• _Dataset records_:
++++++++

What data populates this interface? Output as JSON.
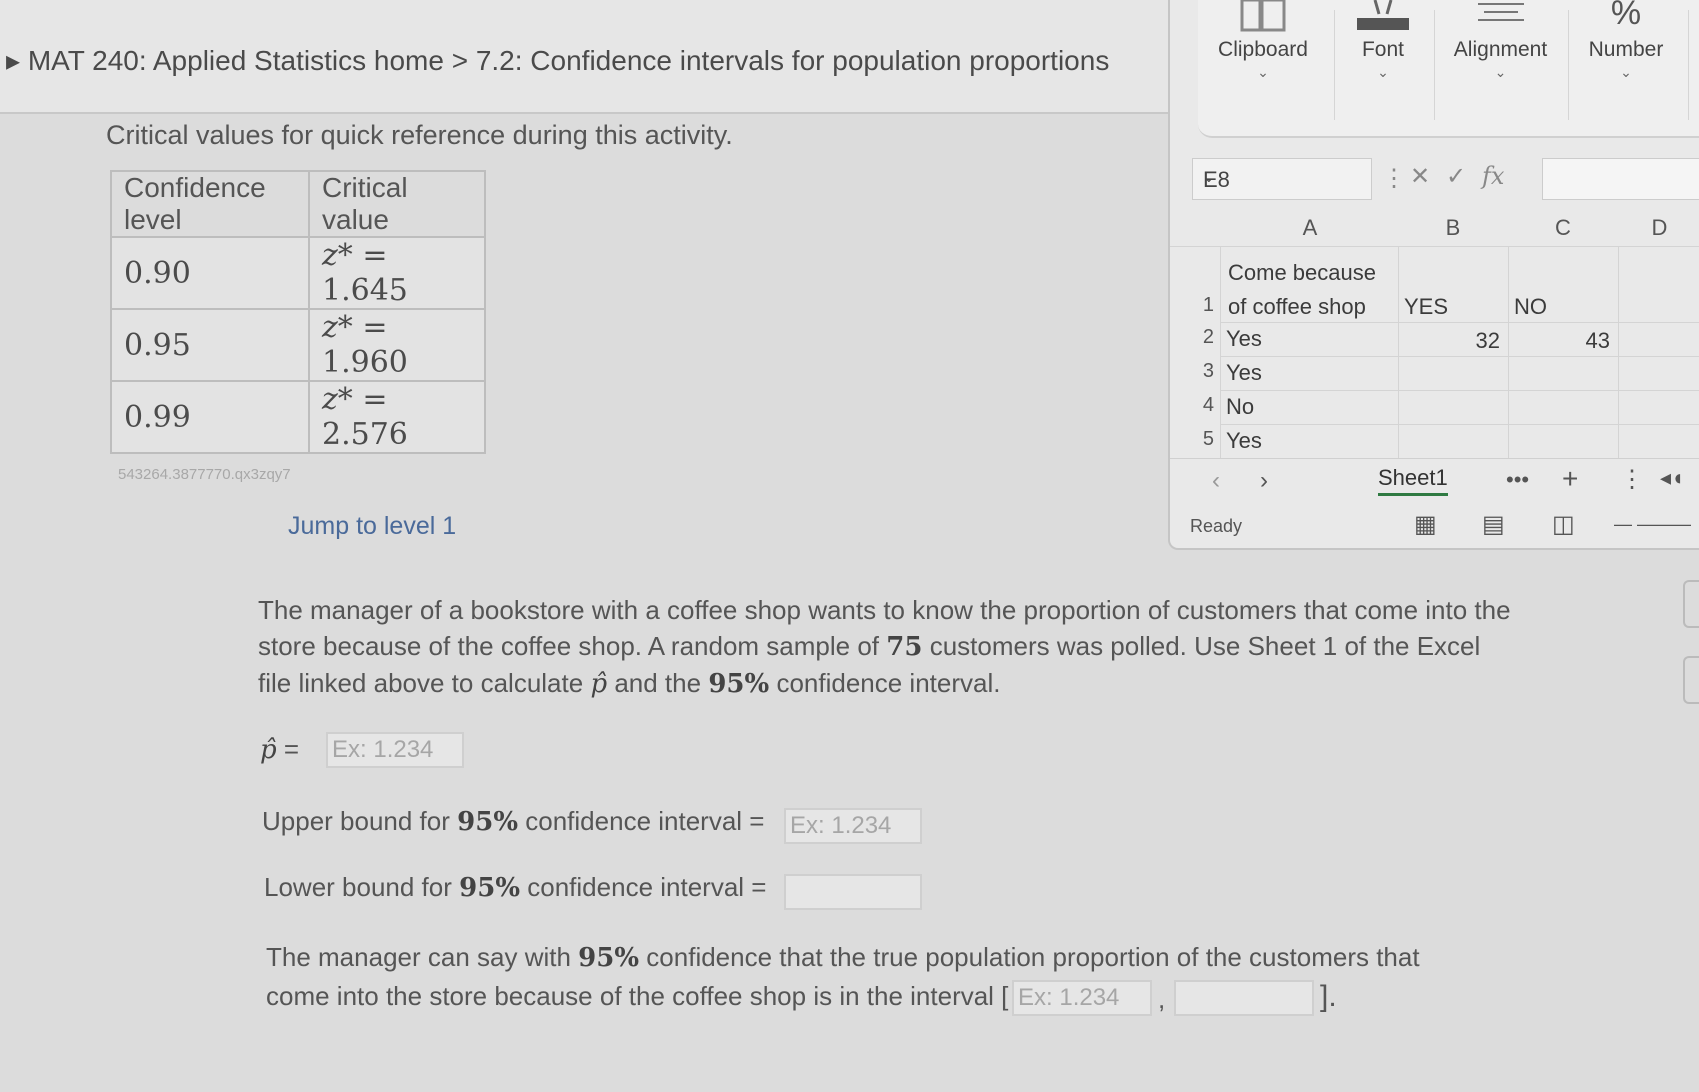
{
  "breadcrumb": {
    "course": "MAT 240: Applied Statistics home",
    "separator": ">",
    "section": "7.2: Confidence intervals for population proportions"
  },
  "critical_table": {
    "caption": "Critical values for quick reference during this activity.",
    "headers": [
      "Confidence level",
      "Critical value"
    ],
    "rows": [
      {
        "level": "0.90",
        "value": "1.645"
      },
      {
        "level": "0.95",
        "value": "1.960"
      },
      {
        "level": "0.99",
        "value": "2.576"
      }
    ],
    "zlabel": "z*",
    "equals": "="
  },
  "activity_id": "543264.3877770.qx3zqy7",
  "jump_link": "Jump to level 1",
  "excel": {
    "ribbon": [
      "Clipboard",
      "Font",
      "Alignment",
      "Number"
    ],
    "name_box": "E8",
    "fx": "fx",
    "columns": [
      "A",
      "B",
      "C",
      "D"
    ],
    "rows": [
      {
        "num": "1",
        "a_line1": "Come because",
        "a_line2": "of coffee shop",
        "b": "YES",
        "c": "NO"
      },
      {
        "num": "2",
        "a": "Yes",
        "b": "32",
        "c": "43"
      },
      {
        "num": "3",
        "a": "Yes"
      },
      {
        "num": "4",
        "a": "No"
      },
      {
        "num": "5",
        "a": "Yes"
      }
    ],
    "sheet_tab": "Sheet1",
    "status": "Ready"
  },
  "question": {
    "p1": "The manager of a bookstore with a coffee shop wants to know the proportion of customers that come into the store because of the coffee shop. A random sample of",
    "n": "75",
    "p2": "customers was polled. Use Sheet 1 of the Excel file linked above to calculate",
    "p3": "and the",
    "conf": "95%",
    "p4": "confidence interval.",
    "phat_symbol": "p̂",
    "eq": "=",
    "placeholder": "Ex: 1.234",
    "upper_prefix": "Upper bound for",
    "upper_suffix": "confidence interval =",
    "lower_prefix": "Lower bound for",
    "lower_suffix": "confidence interval =",
    "final1": "The manager can say with",
    "final2": "confidence that the true population proportion of the customers that come into the store because of the coffee shop is in the interval [",
    "comma": ",",
    "close": "]."
  }
}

++++++++

• _What is required_: Apart from the pictures, the entries above are to be repeated in full and exactly.

• _Result of the task_:
What data populates this interface? Output as JSON.
{
  "breadcrumb": {
    "course": "MAT 240: Applied Statistics home",
    "separator": ">",
    "section": "7.2: Confidence intervals for population proportions"
  },
  "critical_table": {
    "caption": "Critical values for quick reference during this activity.",
    "headers": [
      "Confidence level",
      "Critical value"
    ],
    "rows": [
      {
        "level": "0.90",
        "value": "1.645"
      },
      {
        "level": "0.95",
        "value": "1.960"
      },
      {
        "level": "0.99",
        "value": "2.576"
      }
    ],
    "zlabel": "z*",
    "equals": "="
  },
  "activity_id": "543264.3877770.qx3zqy7",
  "jump_link": "Jump to level 1",
  "excel": {
    "ribbon": [
      "Clipboard",
      "Font",
      "Alignment",
      "Number"
    ],
    "name_box": "E8",
    "fx": "fx",
    "columns": [
      "A",
      "B",
      "C",
      "D"
    ],
    "rows": [
      {
        "num": "1",
        "a_line1": "Come because",
        "a_line2": "of coffee shop",
        "b": "YES",
        "c": "NO"
      },
      {
        "num": "2",
        "a": "Yes",
        "b": "32",
        "c": "43"
      },
      {
        "num": "3",
        "a": "Yes"
      },
      {
        "num": "4",
        "a": "No"
      },
      {
        "num": "5",
        "a": "Yes"
      }
    ],
    "sheet_tab": "Sheet1",
    "status": "Ready"
  },
  "question": {
    "p1": "The manager of a bookstore with a coffee shop wants to know the proportion of customers that come into the store because of the coffee shop. A random sample of",
    "n": "75",
    "p2": "customers was polled. Use Sheet 1 of the Excel file linked above to calculate",
    "p3": "and the",
    "conf": "95%",
    "p4": "confidence interval.",
    "phat_symbol": "p̂",
    "eq": "=",
    "placeholder": "Ex: 1.234",
    "upper_prefix": "Upper bound for",
    "upper_suffix": "confidence interval =",
    "lower_prefix": "Lower bound for",
    "lower_suffix": "confidence interval =",
    "final1": "The manager can say with",
    "final2": "confidence that the true population proportion of the customers that come into the store because of the coffee shop is in the interval [",
    "comma": ",",
    "close": "]."
  }
}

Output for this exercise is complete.